作業内容 >>
1) 本文に登場する企業名をすべて挙げてください。
2) 本文によれば、TOB価格は1株あたりいくらですか。
3) 本文のうち「塩野義製薬 UMNファーマをTOBで完全子会社化へ ワクチン事業強化に本腰」から「基盤の拡大につなげたい考え。」までを、一字一句変えずに出力してください。

ページ本文 >>
((

塩野義製薬 UMNファーマをTOBで完全子会社化へ ワクチン事業強化に本腰
公開日時 2019/10/31 03:50
塩野義製薬は10月30日、ワクチン開発を手掛けるUMNファーマ(本社:秋田県秋田市)を株式公開買い付け(TOB)で完全子会社化すると発表した。同日の取締役会で決議した。同日の会見で塩野義製薬の手代木功社長は、「非常に面白く、強い技術基盤をもつ会社だ」と意義を強調した。予防、診断、治療のための感染症パイプラインを充実していくなかで、ワクチン事業に本格的に参入するための新たな創薬基盤の拡大につなげたい考え。
塩野義製薬は現時点でUMNファーマ社発行済み株数31.08%を保有しているが、ワクチン開発を本格的に進めるために完全子会社化を決めた。TOB価格は1株あたり540円で、買い付け期間は10月31日から12月12日。買い付け代金は約66億円を想定している。
UMNファーマも同日、平野達義会長兼社長名で塩野義製薬によるTOBに賛同すると同社ホームページ上で表明した。UMNファーマは、バイオ医薬品の研究・開発・製造・販売を事業内容として2004年に設立。以前には、細胞培養のインフルエンザワクチンの開発に向けてアステラス製薬と契約を結んだが、開発を断念したなどの経緯がある。塩野義とは2017年に資本業務提携を結び、関係を深めていた。

))

元データ >>

((

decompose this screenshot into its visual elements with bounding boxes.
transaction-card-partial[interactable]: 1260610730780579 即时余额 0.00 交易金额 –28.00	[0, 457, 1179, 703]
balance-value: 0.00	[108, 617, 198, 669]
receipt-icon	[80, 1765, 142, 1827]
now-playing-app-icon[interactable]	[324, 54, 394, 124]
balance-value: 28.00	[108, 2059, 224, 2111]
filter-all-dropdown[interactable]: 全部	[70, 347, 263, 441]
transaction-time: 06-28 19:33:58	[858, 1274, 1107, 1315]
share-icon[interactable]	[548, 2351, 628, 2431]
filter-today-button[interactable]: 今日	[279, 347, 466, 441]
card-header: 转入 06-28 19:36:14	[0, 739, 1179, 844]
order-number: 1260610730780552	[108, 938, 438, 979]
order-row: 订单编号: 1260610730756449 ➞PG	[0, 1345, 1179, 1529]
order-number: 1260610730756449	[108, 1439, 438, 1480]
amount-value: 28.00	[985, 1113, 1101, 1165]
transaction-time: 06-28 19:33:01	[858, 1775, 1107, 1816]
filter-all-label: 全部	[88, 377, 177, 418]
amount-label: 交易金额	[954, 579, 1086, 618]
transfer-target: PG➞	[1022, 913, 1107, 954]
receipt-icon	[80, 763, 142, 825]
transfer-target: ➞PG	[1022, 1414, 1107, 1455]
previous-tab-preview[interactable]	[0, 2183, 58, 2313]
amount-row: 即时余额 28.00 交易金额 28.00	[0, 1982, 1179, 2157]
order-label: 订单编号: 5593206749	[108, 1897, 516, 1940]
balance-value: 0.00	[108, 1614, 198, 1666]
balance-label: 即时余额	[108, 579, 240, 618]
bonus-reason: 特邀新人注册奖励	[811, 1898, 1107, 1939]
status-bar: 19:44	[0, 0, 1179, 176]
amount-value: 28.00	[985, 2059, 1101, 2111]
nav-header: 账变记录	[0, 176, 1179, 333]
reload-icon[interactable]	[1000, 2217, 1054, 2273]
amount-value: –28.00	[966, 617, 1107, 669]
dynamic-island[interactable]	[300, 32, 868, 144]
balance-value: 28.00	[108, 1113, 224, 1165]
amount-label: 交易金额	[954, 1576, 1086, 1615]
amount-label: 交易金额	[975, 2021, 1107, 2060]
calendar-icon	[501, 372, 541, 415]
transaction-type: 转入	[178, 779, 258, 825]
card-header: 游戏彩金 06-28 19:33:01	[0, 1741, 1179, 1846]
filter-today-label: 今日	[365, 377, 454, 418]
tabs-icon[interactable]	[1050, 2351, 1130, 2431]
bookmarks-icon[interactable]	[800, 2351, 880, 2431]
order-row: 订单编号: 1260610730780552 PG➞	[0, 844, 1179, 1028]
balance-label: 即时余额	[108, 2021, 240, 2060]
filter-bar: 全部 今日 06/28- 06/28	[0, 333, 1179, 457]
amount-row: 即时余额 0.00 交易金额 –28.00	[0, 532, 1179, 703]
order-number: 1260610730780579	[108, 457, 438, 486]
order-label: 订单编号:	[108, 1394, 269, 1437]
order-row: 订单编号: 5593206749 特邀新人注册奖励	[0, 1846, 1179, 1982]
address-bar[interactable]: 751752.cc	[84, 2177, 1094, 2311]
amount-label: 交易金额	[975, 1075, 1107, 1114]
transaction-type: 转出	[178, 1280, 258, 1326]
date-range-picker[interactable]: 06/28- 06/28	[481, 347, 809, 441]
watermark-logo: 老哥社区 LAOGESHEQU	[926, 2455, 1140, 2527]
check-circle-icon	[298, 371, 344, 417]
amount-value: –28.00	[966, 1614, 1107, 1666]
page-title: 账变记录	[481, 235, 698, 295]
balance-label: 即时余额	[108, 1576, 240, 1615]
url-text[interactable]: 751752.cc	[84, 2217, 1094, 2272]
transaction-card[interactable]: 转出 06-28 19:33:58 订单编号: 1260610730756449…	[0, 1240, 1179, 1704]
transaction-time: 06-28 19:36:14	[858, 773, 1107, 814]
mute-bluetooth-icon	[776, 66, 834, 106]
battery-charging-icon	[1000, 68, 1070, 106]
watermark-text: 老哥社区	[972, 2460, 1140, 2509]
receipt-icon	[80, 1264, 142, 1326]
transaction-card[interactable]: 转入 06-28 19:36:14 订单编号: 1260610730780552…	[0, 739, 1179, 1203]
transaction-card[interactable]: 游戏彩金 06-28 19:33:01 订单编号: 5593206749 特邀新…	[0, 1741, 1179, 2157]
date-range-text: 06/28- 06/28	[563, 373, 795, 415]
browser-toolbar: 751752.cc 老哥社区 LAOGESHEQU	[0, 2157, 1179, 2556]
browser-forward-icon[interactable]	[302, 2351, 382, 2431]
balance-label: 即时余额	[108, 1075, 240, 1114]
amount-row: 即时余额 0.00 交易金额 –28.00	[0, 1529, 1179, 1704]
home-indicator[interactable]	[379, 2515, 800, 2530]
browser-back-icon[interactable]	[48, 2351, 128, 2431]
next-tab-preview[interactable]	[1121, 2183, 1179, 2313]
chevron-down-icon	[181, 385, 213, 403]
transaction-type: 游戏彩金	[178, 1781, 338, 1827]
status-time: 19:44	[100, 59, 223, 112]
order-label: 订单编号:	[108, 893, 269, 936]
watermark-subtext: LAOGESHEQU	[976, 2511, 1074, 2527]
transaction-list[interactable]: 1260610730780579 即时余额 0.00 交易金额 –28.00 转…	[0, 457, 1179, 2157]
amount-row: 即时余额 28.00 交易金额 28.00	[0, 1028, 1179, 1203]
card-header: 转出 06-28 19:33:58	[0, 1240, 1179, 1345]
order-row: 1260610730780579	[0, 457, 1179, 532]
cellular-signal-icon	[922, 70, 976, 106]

))

解答一覧 >>
1) 塩野義製薬、UMNファーマ、アステラス製薬

2) 1株あたり540円です。

3)
塩野義製薬 UMNファーマをTOBで完全子会社化へ ワクチン事業強化に本腰
公開日時 2019/10/31 03:50
塩野義製薬は10月30日、ワクチン開発を手掛けるUMNファーマ(本社:秋田県秋田市)を株式公開買い付け(TOB)で完全子会社化すると発表した。同日の取締役会で決議した。同日の会見で塩野義製薬の手代木功社長は、「非常に面白く、強い技術基盤をもつ会社だ」と意義を強調した。予防、診断、治療のための感染症パイプラインを充実していくなかで、ワクチン事業に本格的に参入するための新たな創薬基盤の拡大につなげたい考え。